Your task is to copy the listing exactly. Drop any pictures from the copy.
** begin TASK INPUT **
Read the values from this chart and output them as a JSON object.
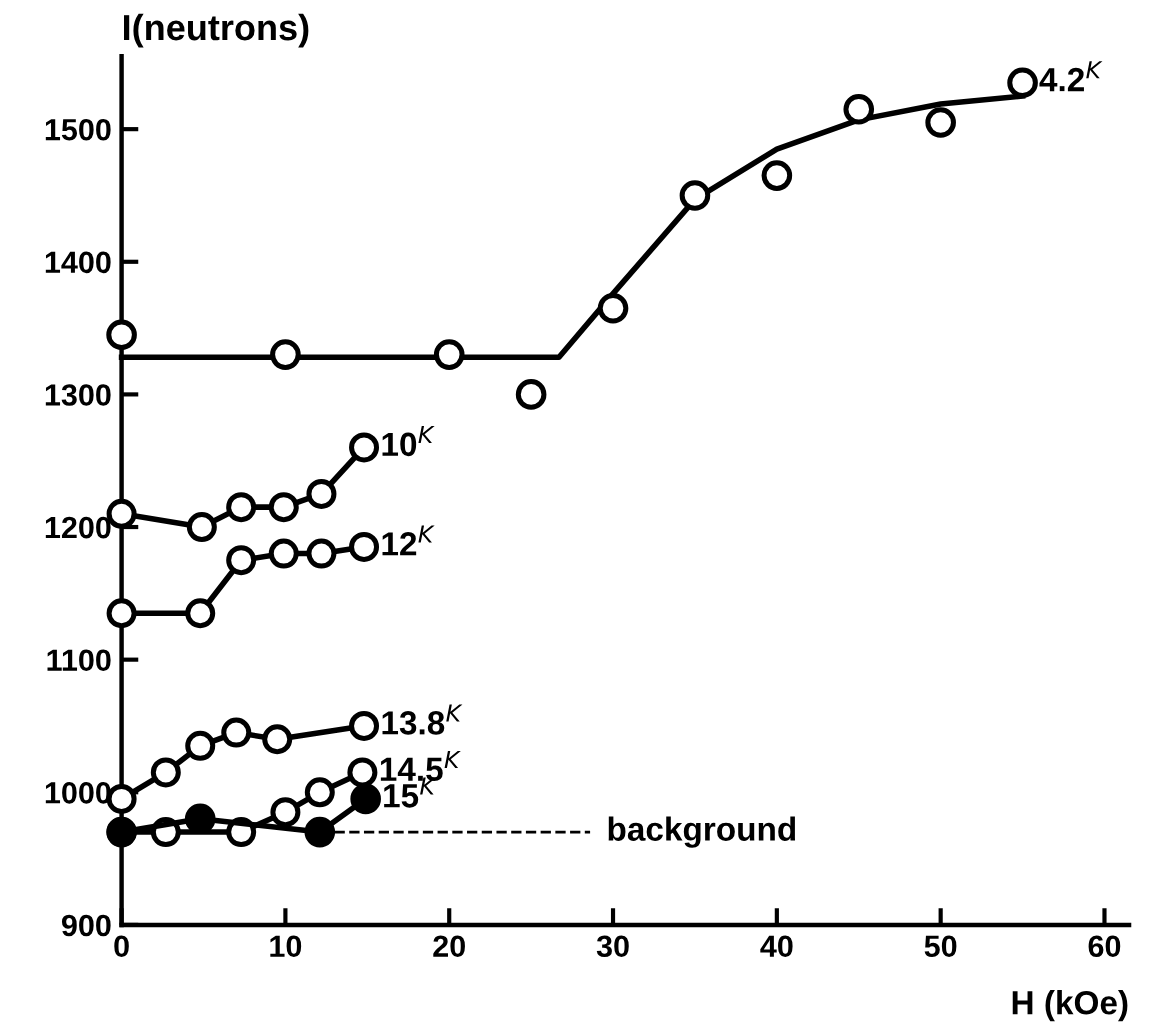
{
  "chart_data": {
    "type": "line",
    "ylabel": "I(neutrons)",
    "xlabel": "H (kOe)",
    "xlim": [
      0,
      61.5
    ],
    "ylim": [
      900,
      1555
    ],
    "xticks": [
      0,
      10,
      20,
      30,
      40,
      50,
      60
    ],
    "yticks": [
      900,
      1000,
      1100,
      1200,
      1300,
      1400,
      1500
    ],
    "grid": false,
    "legend": false,
    "marker": "circle",
    "series": [
      {
        "name": "4.2$^{K}$",
        "type": "scatter",
        "color": "#ffffff",
        "x": [
          0,
          10,
          20,
          25,
          30,
          35,
          40,
          45,
          50,
          55
        ],
        "values": [
          1345,
          1330,
          1330,
          1300,
          1365,
          1450,
          1465,
          1515,
          1505,
          1535
        ]
      },
      {
        "type": "line",
        "color": "#000000",
        "marker": "none",
        "x": [
          0,
          26.7,
          30,
          35,
          40,
          45,
          50,
          55
        ],
        "values": [
          1328,
          1328,
          1376,
          1447,
          1485,
          1507,
          1519,
          1525
        ]
      },
      {
        "name": "10$^{K}$",
        "color": "#000000",
        "x": [
          0,
          4.9,
          7.3,
          9.9,
          12.2,
          14.8
        ],
        "values": [
          1210,
          1200,
          1215,
          1215,
          1225,
          1260
        ]
      },
      {
        "name": "12$^{K}$",
        "color": "#000000",
        "x": [
          0,
          4.8,
          7.3,
          9.9,
          12.2,
          14.8
        ],
        "values": [
          1135,
          1135,
          1175,
          1180,
          1180,
          1185
        ]
      },
      {
        "name": "13.8$^{K}$",
        "color": "#000000",
        "x": [
          0,
          2.7,
          4.8,
          7.0,
          9.5,
          14.8
        ],
        "values": [
          995,
          1015,
          1035,
          1045,
          1040,
          1050
        ]
      },
      {
        "name": "14.5$^{K}$",
        "color": "#000000",
        "x": [
          0,
          2.7,
          7.3,
          10.0,
          12.1,
          14.7
        ],
        "values": [
          970,
          970,
          970,
          985,
          1000,
          1015
        ]
      },
      {
        "name": "15$^{K}$",
        "color": "#000000",
        "marker": "none",
        "x": [
          0,
          4.8,
          12.1,
          14.9
        ],
        "values": [
          970,
          980,
          970,
          995
        ]
      },
      {
        "type": "scatter",
        "color": "#000000",
        "x": [
          0,
          4.8,
          12.1,
          14.9
        ],
        "values": [
          970,
          980,
          970,
          995
        ]
      },
      {
        "name": "background",
        "color": "#000000",
        "marker": "none",
        "line_style": "dashed",
        "x": [
          12.1,
          28.6
        ],
        "values": [
          970,
          970
        ]
      }
    ]
  }
}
** end TASK INPUT **
• _ANSWER BELOW_:
Read the values from this chart and output them as a JSON object.
{
  "chart_data": {
    "type": "line",
    "ylabel": "I(neutrons)",
    "xlabel": "H (kOe)",
    "xlim": [
      0,
      61.5
    ],
    "ylim": [
      900,
      1555
    ],
    "xticks": [
      0,
      10,
      20,
      30,
      40,
      50,
      60
    ],
    "yticks": [
      900,
      1000,
      1100,
      1200,
      1300,
      1400,
      1500
    ],
    "grid": false,
    "legend": false,
    "marker": "circle",
    "series": [
      {
        "name": "4.2$^{K}$",
        "type": "scatter",
        "color": "#ffffff",
        "x": [
          0,
          10,
          20,
          25,
          30,
          35,
          40,
          45,
          50,
          55
        ],
        "values": [
          1345,
          1330,
          1330,
          1300,
          1365,
          1450,
          1465,
          1515,
          1505,
          1535
        ]
      },
      {
        "type": "line",
        "color": "#000000",
        "marker": "none",
        "x": [
          0,
          26.7,
          30,
          35,
          40,
          45,
          50,
          55
        ],
        "values": [
          1328,
          1328,
          1376,
          1447,
          1485,
          1507,
          1519,
          1525
        ]
      },
      {
        "name": "10$^{K}$",
        "color": "#000000",
        "x": [
          0,
          4.9,
          7.3,
          9.9,
          12.2,
          14.8
        ],
        "values": [
          1210,
          1200,
          1215,
          1215,
          1225,
          1260
        ]
      },
      {
        "name": "12$^{K}$",
        "color": "#000000",
        "x": [
          0,
          4.8,
          7.3,
          9.9,
          12.2,
          14.8
        ],
        "values": [
          1135,
          1135,
          1175,
          1180,
          1180,
          1185
        ]
      },
      {
        "name": "13.8$^{K}$",
        "color": "#000000",
        "x": [
          0,
          2.7,
          4.8,
          7.0,
          9.5,
          14.8
        ],
        "values": [
          995,
          1015,
          1035,
          1045,
          1040,
          1050
        ]
      },
      {
        "name": "14.5$^{K}$",
        "color": "#000000",
        "x": [
          0,
          2.7,
          7.3,
          10.0,
          12.1,
          14.7
        ],
        "values": [
          970,
          970,
          970,
          985,
          1000,
          1015
        ]
      },
      {
        "name": "15$^{K}$",
        "color": "#000000",
        "marker": "none",
        "x": [
          0,
          4.8,
          12.1,
          14.9
        ],
        "values": [
          970,
          980,
          970,
          995
        ]
      },
      {
        "type": "scatter",
        "color": "#000000",
        "x": [
          0,
          4.8,
          12.1,
          14.9
        ],
        "values": [
          970,
          980,
          970,
          995
        ]
      },
      {
        "name": "background",
        "color": "#000000",
        "marker": "none",
        "line_style": "dashed",
        "x": [
          12.1,
          28.6
        ],
        "values": [
          970,
          970
        ]
      }
    ]
  }
}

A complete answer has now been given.